Information given:
::::::
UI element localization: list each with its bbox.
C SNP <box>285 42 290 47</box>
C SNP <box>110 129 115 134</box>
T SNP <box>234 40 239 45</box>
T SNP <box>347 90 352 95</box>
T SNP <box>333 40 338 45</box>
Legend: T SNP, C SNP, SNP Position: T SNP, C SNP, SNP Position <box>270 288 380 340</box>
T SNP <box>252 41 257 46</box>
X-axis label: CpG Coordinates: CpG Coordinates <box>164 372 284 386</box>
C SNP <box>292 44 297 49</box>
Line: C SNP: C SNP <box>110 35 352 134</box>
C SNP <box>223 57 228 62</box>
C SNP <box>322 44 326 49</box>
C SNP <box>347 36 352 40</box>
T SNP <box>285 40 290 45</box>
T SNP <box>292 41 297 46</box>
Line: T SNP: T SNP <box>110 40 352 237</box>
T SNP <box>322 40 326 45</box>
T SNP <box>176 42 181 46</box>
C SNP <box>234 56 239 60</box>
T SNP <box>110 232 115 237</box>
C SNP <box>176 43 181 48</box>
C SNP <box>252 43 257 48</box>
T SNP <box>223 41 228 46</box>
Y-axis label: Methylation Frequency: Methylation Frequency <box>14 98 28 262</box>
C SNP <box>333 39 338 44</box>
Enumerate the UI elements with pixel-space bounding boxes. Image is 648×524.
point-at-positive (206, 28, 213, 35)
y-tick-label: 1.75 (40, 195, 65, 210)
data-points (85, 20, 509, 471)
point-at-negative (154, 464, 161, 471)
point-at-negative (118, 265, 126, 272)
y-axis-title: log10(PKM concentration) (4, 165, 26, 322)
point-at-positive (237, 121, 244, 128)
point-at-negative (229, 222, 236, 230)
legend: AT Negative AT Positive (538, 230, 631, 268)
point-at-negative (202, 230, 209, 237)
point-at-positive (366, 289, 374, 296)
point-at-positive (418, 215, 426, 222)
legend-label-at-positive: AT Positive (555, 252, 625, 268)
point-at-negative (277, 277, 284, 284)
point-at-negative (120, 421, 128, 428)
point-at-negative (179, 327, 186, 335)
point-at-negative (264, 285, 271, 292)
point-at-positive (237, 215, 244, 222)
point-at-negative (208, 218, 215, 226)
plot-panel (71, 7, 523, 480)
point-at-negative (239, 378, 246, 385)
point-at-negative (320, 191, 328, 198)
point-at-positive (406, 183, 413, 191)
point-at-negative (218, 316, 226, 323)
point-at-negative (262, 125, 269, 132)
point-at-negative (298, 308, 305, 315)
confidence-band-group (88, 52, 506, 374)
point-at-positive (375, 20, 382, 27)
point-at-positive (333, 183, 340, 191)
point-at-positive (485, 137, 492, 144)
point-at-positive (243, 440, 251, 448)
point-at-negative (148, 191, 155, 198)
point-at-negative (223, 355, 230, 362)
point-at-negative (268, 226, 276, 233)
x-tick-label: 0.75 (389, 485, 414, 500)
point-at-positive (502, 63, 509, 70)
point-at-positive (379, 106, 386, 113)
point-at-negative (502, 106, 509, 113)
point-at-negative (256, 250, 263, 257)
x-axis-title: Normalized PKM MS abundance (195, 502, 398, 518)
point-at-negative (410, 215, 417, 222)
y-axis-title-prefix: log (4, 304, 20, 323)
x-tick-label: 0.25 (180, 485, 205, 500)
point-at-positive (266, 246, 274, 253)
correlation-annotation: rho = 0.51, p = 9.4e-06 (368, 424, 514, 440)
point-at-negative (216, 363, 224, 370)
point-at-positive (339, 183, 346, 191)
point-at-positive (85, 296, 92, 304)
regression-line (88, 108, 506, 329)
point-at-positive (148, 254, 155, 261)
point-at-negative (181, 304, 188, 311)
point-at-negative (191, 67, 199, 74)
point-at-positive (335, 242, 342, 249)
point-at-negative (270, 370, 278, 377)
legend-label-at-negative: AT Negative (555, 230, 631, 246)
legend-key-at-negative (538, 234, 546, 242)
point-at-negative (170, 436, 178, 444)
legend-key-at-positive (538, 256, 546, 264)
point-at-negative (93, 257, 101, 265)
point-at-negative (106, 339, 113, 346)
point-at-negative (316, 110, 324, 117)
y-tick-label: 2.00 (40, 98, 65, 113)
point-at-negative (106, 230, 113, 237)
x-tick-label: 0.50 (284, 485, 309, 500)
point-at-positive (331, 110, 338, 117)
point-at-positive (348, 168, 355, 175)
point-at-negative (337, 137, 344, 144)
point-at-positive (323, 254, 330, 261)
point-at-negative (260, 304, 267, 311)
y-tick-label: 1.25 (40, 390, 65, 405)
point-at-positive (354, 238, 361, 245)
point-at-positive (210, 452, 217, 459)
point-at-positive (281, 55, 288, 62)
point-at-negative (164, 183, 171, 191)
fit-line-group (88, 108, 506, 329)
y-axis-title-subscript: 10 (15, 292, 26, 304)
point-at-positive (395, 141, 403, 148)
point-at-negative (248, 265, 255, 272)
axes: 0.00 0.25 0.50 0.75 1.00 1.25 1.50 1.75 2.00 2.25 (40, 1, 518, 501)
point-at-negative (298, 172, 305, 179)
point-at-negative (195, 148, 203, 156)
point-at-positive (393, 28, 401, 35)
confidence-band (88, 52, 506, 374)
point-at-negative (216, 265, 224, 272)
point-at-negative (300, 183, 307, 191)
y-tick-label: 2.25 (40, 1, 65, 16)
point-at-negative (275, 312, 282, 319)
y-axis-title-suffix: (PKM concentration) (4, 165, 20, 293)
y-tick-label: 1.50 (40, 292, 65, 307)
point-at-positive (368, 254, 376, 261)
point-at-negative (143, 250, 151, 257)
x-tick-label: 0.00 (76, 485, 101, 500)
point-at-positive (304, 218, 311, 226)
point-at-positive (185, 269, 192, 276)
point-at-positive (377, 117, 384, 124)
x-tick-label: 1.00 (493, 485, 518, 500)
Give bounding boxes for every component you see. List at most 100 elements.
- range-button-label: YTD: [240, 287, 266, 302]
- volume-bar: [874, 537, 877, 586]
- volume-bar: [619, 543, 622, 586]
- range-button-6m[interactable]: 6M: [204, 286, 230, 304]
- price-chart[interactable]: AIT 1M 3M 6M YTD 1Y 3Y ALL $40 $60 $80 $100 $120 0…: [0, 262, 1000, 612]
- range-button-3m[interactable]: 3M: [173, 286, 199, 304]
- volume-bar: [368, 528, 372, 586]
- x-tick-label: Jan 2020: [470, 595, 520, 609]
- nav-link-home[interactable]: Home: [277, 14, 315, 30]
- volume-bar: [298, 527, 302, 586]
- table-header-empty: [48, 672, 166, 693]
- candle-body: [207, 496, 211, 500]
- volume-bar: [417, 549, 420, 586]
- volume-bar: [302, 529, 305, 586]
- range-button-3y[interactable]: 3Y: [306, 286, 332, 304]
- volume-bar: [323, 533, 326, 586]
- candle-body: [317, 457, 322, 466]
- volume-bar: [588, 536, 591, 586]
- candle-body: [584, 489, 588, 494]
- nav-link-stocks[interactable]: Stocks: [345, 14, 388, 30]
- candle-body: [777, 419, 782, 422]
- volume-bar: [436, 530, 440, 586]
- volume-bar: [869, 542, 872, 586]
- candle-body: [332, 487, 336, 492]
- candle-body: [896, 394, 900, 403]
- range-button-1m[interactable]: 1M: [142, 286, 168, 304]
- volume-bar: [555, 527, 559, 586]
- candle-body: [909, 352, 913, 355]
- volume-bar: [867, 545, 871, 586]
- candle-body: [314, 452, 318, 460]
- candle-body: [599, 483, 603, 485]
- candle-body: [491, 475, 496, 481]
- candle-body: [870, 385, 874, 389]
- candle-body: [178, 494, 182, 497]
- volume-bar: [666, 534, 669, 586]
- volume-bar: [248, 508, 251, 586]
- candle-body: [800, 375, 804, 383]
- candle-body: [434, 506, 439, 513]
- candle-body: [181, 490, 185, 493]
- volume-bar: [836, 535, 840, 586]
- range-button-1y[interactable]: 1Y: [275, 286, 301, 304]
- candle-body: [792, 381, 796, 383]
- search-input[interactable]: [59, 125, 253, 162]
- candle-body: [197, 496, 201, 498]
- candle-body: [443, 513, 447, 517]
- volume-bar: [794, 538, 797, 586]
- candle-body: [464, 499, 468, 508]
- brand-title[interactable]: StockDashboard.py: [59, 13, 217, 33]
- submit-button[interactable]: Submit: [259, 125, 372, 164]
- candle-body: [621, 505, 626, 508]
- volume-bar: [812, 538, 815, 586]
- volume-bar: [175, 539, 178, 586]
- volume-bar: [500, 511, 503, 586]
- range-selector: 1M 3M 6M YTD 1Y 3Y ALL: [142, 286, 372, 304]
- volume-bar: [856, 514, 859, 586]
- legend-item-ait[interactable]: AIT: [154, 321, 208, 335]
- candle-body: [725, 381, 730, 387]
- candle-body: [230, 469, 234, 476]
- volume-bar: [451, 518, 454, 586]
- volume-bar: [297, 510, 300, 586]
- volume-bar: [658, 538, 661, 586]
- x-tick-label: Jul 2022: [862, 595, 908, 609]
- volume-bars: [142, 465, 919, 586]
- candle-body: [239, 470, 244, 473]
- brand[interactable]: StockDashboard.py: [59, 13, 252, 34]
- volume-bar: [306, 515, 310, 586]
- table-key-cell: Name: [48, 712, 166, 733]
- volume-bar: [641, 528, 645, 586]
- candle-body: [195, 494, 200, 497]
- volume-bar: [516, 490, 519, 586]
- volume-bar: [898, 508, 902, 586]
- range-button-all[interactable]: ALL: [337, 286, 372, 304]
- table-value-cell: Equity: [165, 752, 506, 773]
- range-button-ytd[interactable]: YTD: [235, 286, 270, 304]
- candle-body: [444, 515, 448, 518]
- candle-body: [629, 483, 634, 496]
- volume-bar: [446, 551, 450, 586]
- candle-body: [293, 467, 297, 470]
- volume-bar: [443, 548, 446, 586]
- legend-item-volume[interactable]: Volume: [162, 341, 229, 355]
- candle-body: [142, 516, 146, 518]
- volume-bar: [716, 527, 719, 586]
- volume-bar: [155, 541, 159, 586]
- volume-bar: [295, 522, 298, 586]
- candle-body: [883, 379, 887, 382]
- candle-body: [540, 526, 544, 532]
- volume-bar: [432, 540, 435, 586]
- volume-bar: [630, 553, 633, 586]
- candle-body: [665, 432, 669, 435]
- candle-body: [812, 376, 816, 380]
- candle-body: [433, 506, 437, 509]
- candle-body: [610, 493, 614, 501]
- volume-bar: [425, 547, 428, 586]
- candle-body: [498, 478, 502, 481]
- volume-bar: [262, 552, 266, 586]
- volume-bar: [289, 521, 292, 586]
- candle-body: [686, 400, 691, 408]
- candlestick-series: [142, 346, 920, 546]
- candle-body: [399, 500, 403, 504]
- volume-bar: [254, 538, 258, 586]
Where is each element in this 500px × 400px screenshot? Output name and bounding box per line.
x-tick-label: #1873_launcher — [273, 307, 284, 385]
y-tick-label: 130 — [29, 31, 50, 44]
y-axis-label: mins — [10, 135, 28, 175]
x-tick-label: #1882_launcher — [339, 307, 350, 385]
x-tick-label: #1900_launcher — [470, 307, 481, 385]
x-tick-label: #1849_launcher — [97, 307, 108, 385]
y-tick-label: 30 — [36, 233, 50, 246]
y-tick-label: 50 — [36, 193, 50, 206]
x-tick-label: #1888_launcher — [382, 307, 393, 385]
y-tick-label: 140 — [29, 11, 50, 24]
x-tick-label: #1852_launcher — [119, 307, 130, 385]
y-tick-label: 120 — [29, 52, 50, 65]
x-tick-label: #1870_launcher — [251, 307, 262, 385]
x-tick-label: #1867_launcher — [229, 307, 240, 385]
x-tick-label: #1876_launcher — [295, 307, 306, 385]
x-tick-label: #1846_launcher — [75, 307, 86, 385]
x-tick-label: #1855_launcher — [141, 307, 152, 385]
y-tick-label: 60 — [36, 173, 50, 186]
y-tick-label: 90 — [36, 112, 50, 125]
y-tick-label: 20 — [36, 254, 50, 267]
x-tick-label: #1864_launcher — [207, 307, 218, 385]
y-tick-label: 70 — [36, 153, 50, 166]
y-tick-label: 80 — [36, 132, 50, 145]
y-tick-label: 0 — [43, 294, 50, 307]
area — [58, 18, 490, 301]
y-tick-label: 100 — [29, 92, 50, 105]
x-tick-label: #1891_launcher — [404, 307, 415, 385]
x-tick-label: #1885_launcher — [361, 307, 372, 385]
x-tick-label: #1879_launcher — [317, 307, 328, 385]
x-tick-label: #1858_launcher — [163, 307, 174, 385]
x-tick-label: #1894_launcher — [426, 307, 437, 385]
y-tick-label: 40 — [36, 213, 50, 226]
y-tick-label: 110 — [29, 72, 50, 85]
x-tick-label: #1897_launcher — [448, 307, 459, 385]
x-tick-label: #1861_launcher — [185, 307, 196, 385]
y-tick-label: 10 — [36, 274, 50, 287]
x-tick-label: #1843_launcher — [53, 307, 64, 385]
::::::
Directive:
Quote word for word every line of the records from the first line up to and including the line that contains "C SNP <box>252 43 257 48</box>".

Finished answer:
UI element localization: list each with its bbox.
C SNP <box>285 42 290 47</box>
C SNP <box>110 129 115 134</box>
T SNP <box>234 40 239 45</box>
T SNP <box>347 90 352 95</box>
T SNP <box>333 40 338 45</box>
Legend: T SNP, C SNP, SNP Position: T SNP, C SNP, SNP Position <box>270 288 380 340</box>
T SNP <box>252 41 257 46</box>
X-axis label: CpG Coordinates: CpG Coordinates <box>164 372 284 386</box>
C SNP <box>292 44 297 49</box>
Line: C SNP: C SNP <box>110 35 352 134</box>
C SNP <box>223 57 228 62</box>
C SNP <box>322 44 326 49</box>
C SNP <box>347 36 352 40</box>
T SNP <box>285 40 290 45</box>
T SNP <box>292 41 297 46</box>
Line: T SNP: T SNP <box>110 40 352 237</box>
T SNP <box>322 40 326 45</box>
T SNP <box>176 42 181 46</box>
C SNP <box>234 56 239 60</box>
T SNP <box>110 232 115 237</box>
C SNP <box>176 43 181 48</box>
C SNP <box>252 43 257 48</box>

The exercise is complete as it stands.